Directive :: From the listing below, extract each line containing the string "title".

Available records ::
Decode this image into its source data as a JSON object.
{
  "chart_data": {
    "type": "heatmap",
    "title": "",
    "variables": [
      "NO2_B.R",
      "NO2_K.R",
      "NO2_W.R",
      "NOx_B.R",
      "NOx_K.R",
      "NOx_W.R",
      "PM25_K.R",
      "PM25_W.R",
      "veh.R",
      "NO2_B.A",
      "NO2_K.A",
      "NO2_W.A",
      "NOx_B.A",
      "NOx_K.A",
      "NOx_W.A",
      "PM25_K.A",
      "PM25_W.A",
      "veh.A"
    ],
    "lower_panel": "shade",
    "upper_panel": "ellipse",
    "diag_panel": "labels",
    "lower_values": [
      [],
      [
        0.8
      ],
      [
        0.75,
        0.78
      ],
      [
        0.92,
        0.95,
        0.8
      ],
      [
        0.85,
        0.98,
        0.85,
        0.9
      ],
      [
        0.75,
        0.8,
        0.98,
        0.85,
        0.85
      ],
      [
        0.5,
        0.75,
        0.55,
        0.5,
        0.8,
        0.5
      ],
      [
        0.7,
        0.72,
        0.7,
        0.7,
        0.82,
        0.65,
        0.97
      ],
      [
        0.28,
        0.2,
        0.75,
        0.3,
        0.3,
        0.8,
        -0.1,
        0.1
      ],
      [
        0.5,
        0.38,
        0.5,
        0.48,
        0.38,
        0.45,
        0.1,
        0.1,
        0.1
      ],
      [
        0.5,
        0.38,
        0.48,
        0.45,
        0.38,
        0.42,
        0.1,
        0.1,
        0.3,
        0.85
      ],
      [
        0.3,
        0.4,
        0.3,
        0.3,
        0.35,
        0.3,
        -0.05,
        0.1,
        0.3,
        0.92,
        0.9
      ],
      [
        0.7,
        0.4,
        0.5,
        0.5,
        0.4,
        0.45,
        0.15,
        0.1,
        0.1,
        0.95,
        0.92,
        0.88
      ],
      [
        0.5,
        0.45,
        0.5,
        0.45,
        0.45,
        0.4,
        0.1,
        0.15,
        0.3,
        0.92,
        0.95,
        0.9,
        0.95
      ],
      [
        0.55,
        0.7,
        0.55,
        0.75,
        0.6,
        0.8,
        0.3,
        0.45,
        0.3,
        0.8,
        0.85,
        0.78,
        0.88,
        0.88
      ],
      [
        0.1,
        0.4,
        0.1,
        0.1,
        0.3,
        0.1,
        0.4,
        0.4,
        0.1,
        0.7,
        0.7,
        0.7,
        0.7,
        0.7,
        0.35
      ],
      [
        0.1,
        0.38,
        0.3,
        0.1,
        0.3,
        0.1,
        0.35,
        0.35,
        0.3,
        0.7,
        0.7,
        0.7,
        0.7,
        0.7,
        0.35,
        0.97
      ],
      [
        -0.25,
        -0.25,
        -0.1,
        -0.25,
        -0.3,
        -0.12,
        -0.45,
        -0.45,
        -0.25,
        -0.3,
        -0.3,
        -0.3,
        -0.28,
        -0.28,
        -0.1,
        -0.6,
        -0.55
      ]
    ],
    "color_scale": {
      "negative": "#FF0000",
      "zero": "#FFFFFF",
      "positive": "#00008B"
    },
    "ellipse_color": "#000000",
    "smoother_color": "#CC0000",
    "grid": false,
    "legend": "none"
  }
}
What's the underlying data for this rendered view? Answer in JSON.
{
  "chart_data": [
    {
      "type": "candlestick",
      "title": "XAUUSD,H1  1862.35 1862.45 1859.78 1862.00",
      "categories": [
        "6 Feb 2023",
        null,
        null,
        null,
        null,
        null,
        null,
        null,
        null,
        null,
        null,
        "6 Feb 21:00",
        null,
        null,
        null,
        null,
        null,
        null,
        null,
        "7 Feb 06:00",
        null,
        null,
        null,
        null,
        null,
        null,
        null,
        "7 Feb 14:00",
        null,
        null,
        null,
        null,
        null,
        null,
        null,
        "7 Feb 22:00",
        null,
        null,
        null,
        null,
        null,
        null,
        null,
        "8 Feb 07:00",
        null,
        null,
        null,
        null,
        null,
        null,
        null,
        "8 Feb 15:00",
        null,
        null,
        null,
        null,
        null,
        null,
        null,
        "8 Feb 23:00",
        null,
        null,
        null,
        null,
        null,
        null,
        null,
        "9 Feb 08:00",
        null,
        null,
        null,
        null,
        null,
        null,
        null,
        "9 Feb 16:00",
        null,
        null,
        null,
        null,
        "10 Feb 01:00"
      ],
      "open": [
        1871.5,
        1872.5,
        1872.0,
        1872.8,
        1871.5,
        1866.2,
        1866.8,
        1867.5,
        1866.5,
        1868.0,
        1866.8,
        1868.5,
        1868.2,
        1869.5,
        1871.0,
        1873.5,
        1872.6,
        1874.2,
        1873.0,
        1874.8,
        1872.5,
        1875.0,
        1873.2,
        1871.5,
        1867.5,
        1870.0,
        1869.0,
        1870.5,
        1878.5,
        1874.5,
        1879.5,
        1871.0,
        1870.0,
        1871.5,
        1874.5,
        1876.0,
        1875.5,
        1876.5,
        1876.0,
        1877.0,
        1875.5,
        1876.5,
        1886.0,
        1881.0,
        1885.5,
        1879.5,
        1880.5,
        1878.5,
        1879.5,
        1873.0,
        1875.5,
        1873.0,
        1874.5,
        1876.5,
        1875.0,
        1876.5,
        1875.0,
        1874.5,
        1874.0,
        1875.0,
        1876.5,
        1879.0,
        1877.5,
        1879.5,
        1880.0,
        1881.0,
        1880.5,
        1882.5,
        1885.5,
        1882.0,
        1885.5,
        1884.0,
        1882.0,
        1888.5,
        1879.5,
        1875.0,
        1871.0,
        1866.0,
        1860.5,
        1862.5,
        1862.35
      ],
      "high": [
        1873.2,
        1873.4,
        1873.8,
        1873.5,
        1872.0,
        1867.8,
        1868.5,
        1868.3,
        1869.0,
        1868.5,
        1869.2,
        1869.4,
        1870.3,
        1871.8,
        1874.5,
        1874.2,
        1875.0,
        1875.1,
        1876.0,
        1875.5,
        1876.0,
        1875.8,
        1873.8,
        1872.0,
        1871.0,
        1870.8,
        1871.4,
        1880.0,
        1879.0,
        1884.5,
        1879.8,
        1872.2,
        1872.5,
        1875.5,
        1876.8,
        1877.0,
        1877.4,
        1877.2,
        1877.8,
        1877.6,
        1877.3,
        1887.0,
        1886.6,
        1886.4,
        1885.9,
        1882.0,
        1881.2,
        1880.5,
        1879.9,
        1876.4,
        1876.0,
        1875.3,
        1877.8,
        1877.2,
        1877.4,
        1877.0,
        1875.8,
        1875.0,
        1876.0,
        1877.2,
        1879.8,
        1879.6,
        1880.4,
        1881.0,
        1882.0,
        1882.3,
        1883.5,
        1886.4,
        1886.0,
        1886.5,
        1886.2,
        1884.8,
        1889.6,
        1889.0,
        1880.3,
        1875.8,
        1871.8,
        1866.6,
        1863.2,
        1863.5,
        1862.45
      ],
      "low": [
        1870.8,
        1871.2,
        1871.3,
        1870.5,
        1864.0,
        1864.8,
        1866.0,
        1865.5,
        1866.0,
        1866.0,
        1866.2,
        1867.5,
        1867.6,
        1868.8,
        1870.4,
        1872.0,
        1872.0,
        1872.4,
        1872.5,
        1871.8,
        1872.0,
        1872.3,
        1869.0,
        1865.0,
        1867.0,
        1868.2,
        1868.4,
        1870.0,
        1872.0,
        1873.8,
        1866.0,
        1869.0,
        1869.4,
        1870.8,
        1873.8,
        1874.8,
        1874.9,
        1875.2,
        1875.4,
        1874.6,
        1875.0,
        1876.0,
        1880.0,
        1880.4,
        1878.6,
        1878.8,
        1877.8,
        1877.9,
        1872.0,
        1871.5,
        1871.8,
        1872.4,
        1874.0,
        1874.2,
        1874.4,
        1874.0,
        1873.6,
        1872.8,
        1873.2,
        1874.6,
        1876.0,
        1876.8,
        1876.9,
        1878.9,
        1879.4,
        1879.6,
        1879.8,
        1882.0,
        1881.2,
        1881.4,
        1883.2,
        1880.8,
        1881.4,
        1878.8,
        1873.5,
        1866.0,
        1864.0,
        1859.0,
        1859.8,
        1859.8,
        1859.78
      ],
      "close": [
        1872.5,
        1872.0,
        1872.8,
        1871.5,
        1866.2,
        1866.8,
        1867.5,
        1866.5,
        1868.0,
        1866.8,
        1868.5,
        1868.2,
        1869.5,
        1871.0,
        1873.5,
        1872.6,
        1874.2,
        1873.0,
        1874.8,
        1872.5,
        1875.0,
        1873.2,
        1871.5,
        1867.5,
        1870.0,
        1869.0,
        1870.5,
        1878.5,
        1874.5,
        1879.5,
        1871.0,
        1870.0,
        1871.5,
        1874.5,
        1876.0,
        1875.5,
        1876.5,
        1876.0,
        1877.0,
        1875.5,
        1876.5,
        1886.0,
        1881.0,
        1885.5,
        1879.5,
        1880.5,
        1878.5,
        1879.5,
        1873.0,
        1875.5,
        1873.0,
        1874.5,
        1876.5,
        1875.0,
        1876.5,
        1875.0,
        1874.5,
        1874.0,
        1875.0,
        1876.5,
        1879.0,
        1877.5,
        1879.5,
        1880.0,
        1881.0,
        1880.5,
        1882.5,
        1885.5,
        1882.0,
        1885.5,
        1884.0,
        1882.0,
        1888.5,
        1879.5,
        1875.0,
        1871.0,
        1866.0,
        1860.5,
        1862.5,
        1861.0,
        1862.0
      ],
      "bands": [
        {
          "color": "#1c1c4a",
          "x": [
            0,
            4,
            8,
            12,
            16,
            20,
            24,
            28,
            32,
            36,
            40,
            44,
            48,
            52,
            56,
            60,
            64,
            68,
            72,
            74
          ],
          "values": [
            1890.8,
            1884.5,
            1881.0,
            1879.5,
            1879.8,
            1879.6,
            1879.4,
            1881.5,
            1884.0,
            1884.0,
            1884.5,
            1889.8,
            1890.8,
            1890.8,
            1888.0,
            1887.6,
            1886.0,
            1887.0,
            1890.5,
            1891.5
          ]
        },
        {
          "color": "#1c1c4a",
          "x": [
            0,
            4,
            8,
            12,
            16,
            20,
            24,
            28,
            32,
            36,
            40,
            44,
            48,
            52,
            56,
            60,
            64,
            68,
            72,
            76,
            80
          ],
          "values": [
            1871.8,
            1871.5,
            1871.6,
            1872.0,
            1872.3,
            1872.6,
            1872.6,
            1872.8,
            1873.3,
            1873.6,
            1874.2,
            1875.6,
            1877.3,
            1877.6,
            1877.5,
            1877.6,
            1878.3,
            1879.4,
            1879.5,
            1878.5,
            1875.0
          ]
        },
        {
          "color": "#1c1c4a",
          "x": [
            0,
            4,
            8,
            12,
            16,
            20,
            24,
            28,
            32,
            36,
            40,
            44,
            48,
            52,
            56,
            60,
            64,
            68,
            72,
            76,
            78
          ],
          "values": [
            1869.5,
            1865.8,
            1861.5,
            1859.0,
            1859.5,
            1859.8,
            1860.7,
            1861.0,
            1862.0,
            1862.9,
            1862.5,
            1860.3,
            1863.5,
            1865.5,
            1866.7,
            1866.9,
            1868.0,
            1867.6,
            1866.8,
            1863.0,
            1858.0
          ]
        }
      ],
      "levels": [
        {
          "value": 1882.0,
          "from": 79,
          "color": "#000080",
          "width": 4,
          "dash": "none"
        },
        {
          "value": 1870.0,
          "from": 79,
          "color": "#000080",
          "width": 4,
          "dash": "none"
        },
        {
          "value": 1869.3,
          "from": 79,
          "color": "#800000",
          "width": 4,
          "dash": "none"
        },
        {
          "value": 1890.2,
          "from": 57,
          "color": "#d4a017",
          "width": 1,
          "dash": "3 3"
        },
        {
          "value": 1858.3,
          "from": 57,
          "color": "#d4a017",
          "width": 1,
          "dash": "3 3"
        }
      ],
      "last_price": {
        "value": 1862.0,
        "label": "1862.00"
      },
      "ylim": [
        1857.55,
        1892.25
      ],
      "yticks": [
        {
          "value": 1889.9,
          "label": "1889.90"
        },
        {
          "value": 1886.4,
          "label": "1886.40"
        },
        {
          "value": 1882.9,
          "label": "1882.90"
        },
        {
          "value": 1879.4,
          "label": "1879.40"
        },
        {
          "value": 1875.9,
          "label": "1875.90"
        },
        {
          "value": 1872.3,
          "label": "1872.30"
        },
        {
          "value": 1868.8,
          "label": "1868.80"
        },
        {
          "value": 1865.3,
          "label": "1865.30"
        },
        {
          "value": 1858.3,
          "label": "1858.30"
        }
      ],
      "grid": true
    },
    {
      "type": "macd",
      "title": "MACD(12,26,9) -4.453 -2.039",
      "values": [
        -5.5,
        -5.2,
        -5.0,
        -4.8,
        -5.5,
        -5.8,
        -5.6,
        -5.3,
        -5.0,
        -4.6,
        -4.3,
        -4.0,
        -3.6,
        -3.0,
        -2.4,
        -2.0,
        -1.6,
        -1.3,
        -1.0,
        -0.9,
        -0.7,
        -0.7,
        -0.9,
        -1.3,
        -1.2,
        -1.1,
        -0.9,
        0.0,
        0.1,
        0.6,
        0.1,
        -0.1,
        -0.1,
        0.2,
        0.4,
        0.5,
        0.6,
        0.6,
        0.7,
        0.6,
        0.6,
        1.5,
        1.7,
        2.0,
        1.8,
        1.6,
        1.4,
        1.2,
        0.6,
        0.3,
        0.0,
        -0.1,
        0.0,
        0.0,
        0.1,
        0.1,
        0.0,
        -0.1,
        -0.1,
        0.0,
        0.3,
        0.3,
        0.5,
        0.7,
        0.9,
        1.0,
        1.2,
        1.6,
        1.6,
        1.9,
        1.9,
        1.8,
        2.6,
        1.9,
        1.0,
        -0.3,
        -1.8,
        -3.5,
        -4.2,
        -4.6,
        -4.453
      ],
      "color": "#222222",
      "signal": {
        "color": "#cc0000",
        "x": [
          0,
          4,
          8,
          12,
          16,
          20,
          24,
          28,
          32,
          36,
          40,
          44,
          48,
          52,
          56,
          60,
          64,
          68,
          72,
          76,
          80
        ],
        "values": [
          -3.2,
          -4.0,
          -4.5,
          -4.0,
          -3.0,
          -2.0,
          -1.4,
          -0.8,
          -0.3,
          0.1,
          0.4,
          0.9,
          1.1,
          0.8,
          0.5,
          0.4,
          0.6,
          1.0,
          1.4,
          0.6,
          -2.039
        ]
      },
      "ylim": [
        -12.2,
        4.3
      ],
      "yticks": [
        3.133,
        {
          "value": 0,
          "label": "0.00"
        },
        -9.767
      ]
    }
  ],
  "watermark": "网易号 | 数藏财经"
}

Result for this exercise ::
    "title": "",
      "title": "XAUUSD,H1  1862.35 1862.45 1859.78 1862.00",
      "title": "MACD(12,26,9) -4.453 -2.039",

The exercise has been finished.